Entries shown ->
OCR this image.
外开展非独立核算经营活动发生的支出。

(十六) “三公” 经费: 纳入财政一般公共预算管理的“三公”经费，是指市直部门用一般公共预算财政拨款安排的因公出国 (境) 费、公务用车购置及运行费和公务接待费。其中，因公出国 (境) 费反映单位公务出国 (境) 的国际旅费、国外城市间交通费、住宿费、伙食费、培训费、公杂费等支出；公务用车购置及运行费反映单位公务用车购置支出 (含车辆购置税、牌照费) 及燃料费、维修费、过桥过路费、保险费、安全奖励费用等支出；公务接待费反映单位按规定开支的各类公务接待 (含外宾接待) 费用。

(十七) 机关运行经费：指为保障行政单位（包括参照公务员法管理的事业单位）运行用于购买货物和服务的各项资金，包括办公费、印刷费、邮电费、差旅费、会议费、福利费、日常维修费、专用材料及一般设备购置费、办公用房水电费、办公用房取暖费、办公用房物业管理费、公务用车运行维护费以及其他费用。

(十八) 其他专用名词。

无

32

Work to do -> Please reproduce every line of the material word for word.

Finished exercise ->
OCR this image.
外开展非独立核算经营活动发生的支出。

(十六) “三公” 经费: 纳入财政一般公共预算管理的“三公”经费，是指市直部门用一般公共预算财政拨款安排的因公出国 (境) 费、公务用车购置及运行费和公务接待费。其中，因公出国 (境) 费反映单位公务出国 (境) 的国际旅费、国外城市间交通费、住宿费、伙食费、培训费、公杂费等支出；公务用车购置及运行费反映单位公务用车购置支出 (含车辆购置税、牌照费) 及燃料费、维修费、过桥过路费、保险费、安全奖励费用等支出；公务接待费反映单位按规定开支的各类公务接待 (含外宾接待) 费用。

(十七) 机关运行经费：指为保障行政单位（包括参照公务员法管理的事业单位）运行用于购买货物和服务的各项资金，包括办公费、印刷费、邮电费、差旅费、会议费、福利费、日常维修费、专用材料及一般设备购置费、办公用房水电费、办公用房取暖费、办公用房物业管理费、公务用车运行维护费以及其他费用。

(十八) 其他专用名词。

无

32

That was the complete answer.